■ Requirement
Scan the listing below. Report each line that includes "this".

■ Figure contents as structured data
▬▬▬▬▬▬
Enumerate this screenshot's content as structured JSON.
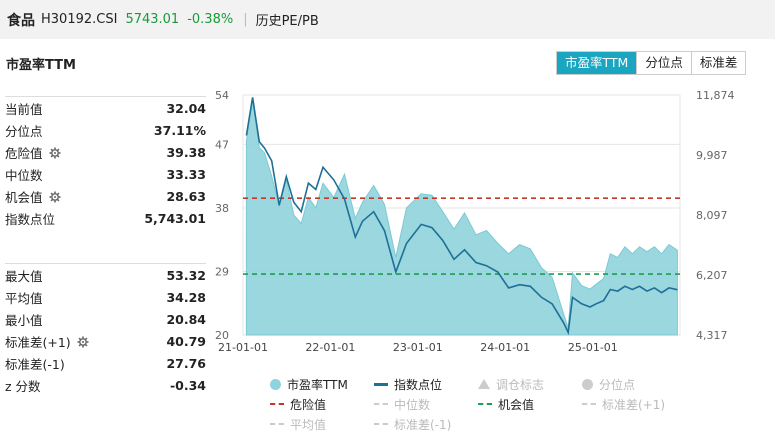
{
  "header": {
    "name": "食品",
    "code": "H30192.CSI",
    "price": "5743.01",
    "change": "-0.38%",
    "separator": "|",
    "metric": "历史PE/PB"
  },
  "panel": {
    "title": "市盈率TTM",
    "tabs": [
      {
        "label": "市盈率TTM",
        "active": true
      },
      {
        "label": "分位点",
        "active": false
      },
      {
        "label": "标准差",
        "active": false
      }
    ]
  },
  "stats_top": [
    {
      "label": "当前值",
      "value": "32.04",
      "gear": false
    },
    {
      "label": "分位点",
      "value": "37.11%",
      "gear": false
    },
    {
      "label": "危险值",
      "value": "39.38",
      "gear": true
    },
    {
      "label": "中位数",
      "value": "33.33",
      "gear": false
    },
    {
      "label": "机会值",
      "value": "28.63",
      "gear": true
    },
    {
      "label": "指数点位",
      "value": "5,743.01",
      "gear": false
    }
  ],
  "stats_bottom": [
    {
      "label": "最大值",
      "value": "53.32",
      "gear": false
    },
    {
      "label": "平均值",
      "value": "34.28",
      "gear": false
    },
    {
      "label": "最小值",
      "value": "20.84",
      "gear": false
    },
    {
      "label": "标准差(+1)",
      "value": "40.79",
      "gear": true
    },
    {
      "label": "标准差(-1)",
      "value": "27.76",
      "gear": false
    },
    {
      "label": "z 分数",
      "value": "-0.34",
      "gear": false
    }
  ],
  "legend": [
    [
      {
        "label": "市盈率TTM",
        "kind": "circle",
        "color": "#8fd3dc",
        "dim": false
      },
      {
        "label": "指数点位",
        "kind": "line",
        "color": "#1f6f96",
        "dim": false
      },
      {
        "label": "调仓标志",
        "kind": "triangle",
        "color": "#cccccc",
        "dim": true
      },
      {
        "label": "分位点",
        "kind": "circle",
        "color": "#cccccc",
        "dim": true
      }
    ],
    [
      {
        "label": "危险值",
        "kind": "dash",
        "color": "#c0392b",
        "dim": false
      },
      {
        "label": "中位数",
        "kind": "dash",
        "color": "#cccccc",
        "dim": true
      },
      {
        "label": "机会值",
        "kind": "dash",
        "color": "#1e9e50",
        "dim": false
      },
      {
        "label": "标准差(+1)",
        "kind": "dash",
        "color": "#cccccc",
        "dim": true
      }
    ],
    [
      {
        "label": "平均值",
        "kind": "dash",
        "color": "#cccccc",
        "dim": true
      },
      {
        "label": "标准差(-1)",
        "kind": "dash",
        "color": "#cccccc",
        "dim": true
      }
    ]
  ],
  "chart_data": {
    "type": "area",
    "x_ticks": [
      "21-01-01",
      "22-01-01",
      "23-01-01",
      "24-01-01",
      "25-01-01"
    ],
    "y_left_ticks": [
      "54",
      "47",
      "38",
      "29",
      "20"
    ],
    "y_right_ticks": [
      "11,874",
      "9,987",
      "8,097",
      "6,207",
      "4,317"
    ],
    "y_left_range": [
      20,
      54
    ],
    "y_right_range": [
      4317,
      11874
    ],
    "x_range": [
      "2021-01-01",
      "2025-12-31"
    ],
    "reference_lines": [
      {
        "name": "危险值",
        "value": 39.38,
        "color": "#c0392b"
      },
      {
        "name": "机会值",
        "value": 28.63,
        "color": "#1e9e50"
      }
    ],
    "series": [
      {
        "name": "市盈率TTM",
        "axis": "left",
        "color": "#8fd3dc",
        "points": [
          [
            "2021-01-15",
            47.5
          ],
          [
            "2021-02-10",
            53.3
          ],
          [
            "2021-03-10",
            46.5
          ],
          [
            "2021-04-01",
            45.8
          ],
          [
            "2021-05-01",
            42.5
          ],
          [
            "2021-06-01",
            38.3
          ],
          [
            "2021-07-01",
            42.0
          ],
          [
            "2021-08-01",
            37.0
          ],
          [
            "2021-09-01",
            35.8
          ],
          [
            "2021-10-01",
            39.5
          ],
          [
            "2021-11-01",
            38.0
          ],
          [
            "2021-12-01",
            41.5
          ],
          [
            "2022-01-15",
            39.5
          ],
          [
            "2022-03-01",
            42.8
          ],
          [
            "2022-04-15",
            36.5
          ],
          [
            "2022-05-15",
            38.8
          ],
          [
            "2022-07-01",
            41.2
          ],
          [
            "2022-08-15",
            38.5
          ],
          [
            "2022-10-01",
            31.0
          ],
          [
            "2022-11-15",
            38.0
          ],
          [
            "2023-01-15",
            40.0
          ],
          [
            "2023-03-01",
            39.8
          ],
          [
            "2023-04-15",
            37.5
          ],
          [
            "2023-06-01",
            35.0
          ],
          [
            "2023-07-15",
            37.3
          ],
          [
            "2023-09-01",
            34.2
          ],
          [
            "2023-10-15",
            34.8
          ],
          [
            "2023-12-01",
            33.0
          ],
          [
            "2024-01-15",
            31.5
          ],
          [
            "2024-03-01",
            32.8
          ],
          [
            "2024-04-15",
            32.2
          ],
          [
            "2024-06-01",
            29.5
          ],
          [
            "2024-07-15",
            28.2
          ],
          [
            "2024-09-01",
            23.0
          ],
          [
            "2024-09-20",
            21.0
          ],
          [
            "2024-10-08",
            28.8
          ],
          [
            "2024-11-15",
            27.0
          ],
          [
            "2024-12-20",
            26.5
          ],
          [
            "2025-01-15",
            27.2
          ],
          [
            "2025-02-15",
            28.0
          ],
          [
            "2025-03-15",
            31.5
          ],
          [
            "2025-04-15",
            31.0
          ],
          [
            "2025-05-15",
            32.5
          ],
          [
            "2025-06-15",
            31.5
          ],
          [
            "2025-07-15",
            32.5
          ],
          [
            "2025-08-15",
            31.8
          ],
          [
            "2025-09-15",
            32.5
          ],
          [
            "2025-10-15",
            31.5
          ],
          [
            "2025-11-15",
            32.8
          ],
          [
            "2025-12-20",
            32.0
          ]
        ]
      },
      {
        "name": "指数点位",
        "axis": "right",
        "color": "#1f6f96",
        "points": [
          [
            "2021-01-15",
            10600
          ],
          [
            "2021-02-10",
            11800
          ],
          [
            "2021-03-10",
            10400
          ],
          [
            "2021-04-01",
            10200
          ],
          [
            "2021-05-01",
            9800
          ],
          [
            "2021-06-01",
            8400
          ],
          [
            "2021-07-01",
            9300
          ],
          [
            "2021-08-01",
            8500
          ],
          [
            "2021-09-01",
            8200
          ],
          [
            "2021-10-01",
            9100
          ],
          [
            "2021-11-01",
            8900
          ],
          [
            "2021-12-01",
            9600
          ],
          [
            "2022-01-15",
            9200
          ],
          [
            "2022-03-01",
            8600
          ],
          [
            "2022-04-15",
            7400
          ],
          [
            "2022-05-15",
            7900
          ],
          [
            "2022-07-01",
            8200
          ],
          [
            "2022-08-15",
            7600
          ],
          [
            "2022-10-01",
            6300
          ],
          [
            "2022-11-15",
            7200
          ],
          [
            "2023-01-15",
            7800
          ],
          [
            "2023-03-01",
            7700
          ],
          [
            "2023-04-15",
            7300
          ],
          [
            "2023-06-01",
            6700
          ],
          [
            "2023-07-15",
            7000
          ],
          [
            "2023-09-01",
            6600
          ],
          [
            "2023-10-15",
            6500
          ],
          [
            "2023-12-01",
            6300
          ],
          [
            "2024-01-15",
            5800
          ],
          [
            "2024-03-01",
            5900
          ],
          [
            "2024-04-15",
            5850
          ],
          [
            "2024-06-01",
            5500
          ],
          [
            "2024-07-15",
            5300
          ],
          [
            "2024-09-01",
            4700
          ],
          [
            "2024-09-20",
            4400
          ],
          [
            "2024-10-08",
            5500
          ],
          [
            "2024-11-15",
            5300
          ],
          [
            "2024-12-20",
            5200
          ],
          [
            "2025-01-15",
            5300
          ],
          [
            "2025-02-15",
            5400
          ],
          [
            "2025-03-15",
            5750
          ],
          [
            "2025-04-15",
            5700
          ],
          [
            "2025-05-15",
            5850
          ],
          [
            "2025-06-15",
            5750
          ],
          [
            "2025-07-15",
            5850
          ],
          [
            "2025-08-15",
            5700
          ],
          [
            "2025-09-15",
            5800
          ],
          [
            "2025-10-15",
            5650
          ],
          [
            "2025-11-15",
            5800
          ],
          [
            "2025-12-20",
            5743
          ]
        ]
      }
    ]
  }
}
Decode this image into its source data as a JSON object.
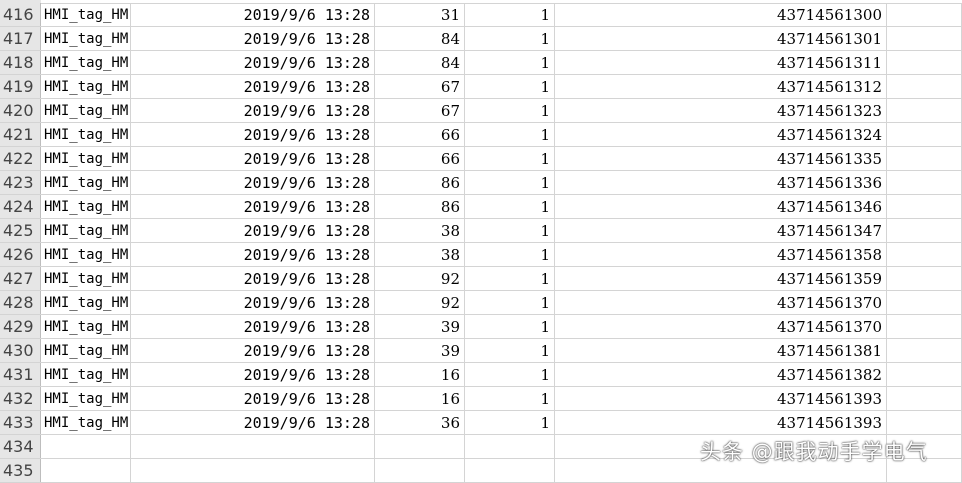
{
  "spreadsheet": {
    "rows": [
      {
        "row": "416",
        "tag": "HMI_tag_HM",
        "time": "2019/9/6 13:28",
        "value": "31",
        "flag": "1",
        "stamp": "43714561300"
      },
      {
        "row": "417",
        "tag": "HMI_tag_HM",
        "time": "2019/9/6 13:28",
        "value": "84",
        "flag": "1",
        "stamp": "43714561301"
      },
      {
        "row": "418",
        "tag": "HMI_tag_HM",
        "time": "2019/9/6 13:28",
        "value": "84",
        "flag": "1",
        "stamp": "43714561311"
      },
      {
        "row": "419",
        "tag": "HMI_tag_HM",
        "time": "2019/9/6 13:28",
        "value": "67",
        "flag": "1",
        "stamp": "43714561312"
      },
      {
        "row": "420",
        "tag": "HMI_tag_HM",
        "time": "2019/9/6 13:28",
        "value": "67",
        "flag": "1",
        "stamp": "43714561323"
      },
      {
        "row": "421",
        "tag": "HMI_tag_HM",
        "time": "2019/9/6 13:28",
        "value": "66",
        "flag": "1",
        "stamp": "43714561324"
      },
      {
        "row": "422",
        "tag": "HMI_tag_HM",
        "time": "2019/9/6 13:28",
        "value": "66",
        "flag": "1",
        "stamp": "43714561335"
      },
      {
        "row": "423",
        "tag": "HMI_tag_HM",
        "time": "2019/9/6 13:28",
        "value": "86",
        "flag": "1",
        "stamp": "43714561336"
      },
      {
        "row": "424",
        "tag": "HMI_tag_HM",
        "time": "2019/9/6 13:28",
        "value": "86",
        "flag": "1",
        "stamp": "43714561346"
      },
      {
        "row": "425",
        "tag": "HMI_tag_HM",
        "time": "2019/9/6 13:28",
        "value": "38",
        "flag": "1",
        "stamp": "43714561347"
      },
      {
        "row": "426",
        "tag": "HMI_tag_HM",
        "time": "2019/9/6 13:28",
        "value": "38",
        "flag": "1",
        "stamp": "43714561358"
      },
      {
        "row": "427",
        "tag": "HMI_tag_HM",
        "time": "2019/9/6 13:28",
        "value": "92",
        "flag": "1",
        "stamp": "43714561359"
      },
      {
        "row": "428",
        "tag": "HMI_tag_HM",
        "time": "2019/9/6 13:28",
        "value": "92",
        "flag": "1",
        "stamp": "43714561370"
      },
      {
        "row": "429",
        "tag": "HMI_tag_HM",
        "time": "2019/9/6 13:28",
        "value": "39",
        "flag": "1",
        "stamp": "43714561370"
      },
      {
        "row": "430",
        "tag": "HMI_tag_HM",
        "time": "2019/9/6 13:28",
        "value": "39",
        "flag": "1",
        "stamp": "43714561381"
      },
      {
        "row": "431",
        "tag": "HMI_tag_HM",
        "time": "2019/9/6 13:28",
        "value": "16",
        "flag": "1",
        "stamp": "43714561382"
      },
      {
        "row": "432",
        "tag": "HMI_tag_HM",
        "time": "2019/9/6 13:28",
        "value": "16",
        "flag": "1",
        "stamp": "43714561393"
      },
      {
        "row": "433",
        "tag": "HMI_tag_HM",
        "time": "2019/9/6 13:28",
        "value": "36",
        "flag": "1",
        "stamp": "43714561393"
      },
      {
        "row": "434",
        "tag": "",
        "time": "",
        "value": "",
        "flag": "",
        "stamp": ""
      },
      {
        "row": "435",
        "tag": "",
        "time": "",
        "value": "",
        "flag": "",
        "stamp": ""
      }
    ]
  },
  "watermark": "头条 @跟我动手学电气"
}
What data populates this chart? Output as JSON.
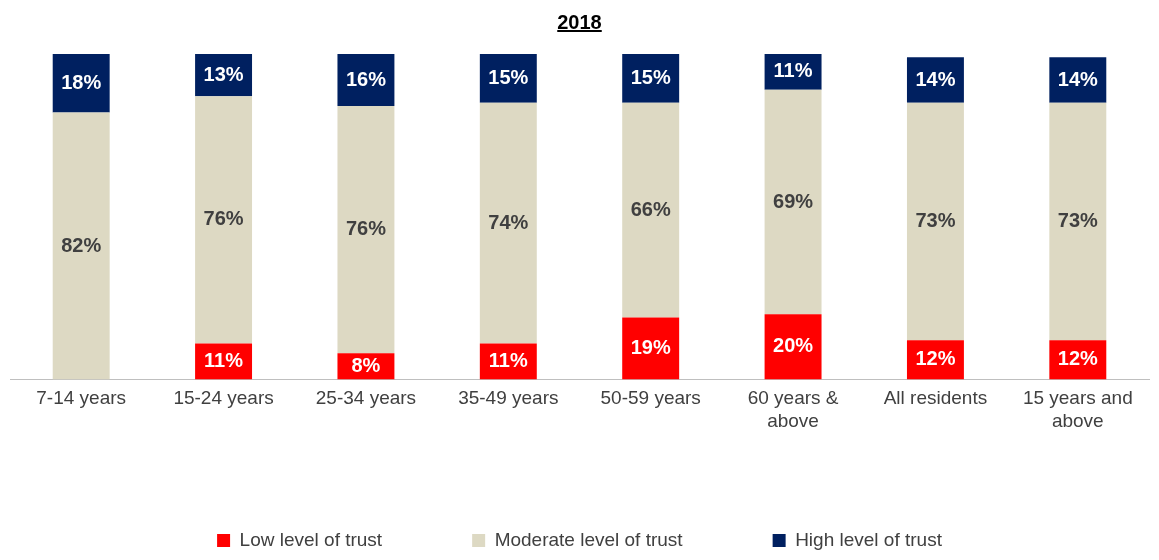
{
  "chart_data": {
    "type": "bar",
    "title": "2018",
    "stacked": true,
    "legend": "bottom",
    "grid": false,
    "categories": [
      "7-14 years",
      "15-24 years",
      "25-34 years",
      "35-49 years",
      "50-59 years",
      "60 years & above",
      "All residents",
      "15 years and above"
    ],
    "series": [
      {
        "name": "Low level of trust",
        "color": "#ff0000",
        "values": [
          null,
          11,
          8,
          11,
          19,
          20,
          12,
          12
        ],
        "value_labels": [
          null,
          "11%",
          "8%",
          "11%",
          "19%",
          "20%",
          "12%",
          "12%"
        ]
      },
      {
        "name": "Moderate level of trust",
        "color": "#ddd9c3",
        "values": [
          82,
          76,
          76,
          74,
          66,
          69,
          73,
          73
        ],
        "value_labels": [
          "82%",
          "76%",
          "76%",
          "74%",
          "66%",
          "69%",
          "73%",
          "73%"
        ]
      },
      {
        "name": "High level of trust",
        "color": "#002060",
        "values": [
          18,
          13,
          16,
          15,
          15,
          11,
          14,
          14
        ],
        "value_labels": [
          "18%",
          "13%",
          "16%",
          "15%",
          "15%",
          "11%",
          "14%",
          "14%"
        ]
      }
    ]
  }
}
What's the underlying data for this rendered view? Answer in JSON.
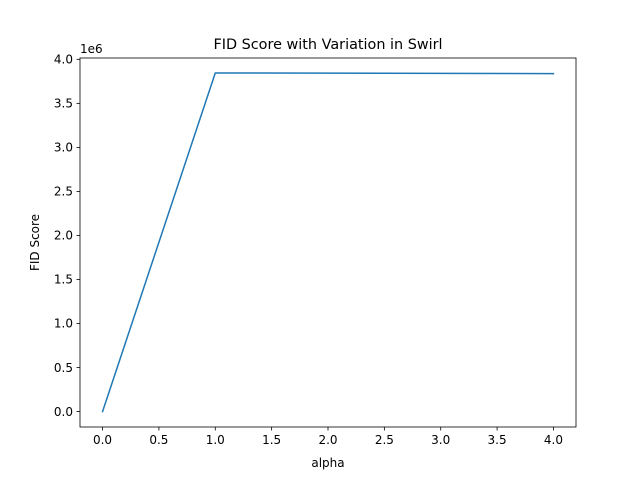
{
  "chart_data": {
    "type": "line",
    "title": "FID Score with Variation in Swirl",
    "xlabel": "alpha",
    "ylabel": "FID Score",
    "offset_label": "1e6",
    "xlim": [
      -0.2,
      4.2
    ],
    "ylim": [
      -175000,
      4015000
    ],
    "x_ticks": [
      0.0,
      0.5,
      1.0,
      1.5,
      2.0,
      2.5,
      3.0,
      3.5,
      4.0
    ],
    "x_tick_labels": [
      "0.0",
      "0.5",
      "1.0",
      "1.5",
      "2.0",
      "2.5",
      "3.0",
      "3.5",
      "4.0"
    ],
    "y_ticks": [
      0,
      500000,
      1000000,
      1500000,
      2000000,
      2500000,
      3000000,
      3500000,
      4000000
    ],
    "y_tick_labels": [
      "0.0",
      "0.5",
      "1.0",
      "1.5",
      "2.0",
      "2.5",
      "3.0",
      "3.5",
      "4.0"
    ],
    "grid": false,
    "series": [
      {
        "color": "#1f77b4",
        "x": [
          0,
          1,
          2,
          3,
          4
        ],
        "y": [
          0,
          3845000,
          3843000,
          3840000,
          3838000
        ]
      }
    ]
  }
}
▬▬▬▬▬▬
■ Result of the task
Enumerate this screenshot's content as structured JSON.
Decode this image into its source data as a JSON object.
What data populates this chart? Output as JSON.
What's the underlying data for this rendered view? Answer in JSON.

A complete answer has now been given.